** START LISTING **

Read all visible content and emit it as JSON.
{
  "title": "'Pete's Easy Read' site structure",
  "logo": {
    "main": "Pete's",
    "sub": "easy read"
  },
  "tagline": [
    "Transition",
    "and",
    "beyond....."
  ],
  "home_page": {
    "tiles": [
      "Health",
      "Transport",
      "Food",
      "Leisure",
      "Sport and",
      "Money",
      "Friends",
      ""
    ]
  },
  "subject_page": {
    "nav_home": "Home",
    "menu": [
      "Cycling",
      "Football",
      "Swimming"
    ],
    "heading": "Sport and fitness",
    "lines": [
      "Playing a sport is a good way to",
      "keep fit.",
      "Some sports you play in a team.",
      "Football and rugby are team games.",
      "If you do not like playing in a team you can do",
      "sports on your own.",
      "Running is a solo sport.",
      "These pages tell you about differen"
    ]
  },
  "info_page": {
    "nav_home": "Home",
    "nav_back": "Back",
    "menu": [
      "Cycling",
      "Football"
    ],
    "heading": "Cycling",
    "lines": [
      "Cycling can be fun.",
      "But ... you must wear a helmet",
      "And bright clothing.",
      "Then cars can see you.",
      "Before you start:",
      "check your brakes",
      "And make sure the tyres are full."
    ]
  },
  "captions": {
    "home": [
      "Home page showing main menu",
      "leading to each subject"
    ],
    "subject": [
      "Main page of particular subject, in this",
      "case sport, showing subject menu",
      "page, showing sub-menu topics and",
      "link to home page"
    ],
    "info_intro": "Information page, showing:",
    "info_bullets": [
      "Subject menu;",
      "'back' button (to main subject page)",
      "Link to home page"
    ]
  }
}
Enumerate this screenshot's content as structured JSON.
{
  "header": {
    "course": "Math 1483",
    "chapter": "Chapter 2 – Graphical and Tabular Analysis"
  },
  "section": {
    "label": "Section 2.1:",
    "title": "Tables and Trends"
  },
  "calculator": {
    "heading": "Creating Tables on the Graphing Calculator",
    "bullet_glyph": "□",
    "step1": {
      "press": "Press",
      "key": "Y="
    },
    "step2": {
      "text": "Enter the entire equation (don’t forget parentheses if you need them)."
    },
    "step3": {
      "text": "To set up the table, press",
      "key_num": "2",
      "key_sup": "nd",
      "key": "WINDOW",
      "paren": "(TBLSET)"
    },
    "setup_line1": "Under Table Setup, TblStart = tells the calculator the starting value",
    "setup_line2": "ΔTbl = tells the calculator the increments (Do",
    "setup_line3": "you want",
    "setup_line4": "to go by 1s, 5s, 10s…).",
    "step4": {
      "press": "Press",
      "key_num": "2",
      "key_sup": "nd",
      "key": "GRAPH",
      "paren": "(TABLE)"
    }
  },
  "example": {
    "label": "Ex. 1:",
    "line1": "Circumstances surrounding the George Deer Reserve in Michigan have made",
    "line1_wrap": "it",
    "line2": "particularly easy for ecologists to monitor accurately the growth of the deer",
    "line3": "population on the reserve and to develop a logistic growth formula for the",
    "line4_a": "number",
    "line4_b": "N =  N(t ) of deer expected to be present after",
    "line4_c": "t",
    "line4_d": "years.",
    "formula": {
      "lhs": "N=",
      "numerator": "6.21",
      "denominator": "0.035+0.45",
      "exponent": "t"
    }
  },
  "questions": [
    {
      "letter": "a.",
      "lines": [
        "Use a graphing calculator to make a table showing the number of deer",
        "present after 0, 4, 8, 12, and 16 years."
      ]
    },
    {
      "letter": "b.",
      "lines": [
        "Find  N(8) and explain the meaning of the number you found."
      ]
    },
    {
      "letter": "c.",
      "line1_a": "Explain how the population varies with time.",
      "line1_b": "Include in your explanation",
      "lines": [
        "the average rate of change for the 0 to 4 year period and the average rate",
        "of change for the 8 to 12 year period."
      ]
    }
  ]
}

** END LISTING **

▸ STATED EXERCISE
Repeat the material above in full, exactly as it stands.

▸ TASK SOLUTION
Read all visible content and emit it as JSON.
{
  "title": "'Pete's Easy Read' site structure",
  "logo": {
    "main": "Pete's",
    "sub": "easy read"
  },
  "tagline": [
    "Transition",
    "and",
    "beyond....."
  ],
  "home_page": {
    "tiles": [
      "Health",
      "Transport",
      "Food",
      "Leisure",
      "Sport and",
      "Money",
      "Friends",
      ""
    ]
  },
  "subject_page": {
    "nav_home": "Home",
    "menu": [
      "Cycling",
      "Football",
      "Swimming"
    ],
    "heading": "Sport and fitness",
    "lines": [
      "Playing a sport is a good way to",
      "keep fit.",
      "Some sports you play in a team.",
      "Football and rugby are team games.",
      "If you do not like playing in a team you can do",
      "sports on your own.",
      "Running is a solo sport.",
      "These pages tell you about differen"
    ]
  },
  "info_page": {
    "nav_home": "Home",
    "nav_back": "Back",
    "menu": [
      "Cycling",
      "Football"
    ],
    "heading": "Cycling",
    "lines": [
      "Cycling can be fun.",
      "But ... you must wear a helmet",
      "And bright clothing.",
      "Then cars can see you.",
      "Before you start:",
      "check your brakes",
      "And make sure the tyres are full."
    ]
  },
  "captions": {
    "home": [
      "Home page showing main menu",
      "leading to each subject"
    ],
    "subject": [
      "Main page of particular subject, in this",
      "case sport, showing subject menu",
      "page, showing sub-menu topics and",
      "link to home page"
    ],
    "info_intro": "Information page, showing:",
    "info_bullets": [
      "Subject menu;",
      "'back' button (to main subject page)",
      "Link to home page"
    ]
  }
}
Enumerate this screenshot's content as structured JSON.
{
  "header": {
    "course": "Math 1483",
    "chapter": "Chapter 2 – Graphical and Tabular Analysis"
  },
  "section": {
    "label": "Section 2.1:",
    "title": "Tables and Trends"
  },
  "calculator": {
    "heading": "Creating Tables on the Graphing Calculator",
    "bullet_glyph": "□",
    "step1": {
      "press": "Press",
      "key": "Y="
    },
    "step2": {
      "text": "Enter the entire equation (don’t forget parentheses if you need them)."
    },
    "step3": {
      "text": "To set up the table, press",
      "key_num": "2",
      "key_sup": "nd",
      "key": "WINDOW",
      "paren": "(TBLSET)"
    },
    "setup_line1": "Under Table Setup, TblStart = tells the calculator the starting value",
    "setup_line2": "ΔTbl = tells the calculator the increments (Do",
    "setup_line3": "you want",
    "setup_line4": "to go by 1s, 5s, 10s…).",
    "step4": {
      "press": "Press",
      "key_num": "2",
      "key_sup": "nd",
      "key": "GRAPH",
      "paren": "(TABLE)"
    }
  },
  "example": {
    "label": "Ex. 1:",
    "line1": "Circumstances surrounding the George Deer Reserve in Michigan have made",
    "line1_wrap": "it",
    "line2": "particularly easy for ecologists to monitor accurately the growth of the deer",
    "line3": "population on the reserve and to develop a logistic growth formula for the",
    "line4_a": "number",
    "line4_b": "N =  N(t ) of deer expected to be present after",
    "line4_c": "t",
    "line4_d": "years.",
    "formula": {
      "lhs": "N=",
      "numerator": "6.21",
      "denominator": "0.035+0.45",
      "exponent": "t"
    }
  },
  "questions": [
    {
      "letter": "a.",
      "lines": [
        "Use a graphing calculator to make a table showing the number of deer",
        "present after 0, 4, 8, 12, and 16 years."
      ]
    },
    {
      "letter": "b.",
      "lines": [
        "Find  N(8) and explain the meaning of the number you found."
      ]
    },
    {
      "letter": "c.",
      "line1_a": "Explain how the population varies with time.",
      "line1_b": "Include in your explanation",
      "lines": [
        "the average rate of change for the 0 to 4 year period and the average rate",
        "of change for the 8 to 12 year period."
      ]
    }
  ]
}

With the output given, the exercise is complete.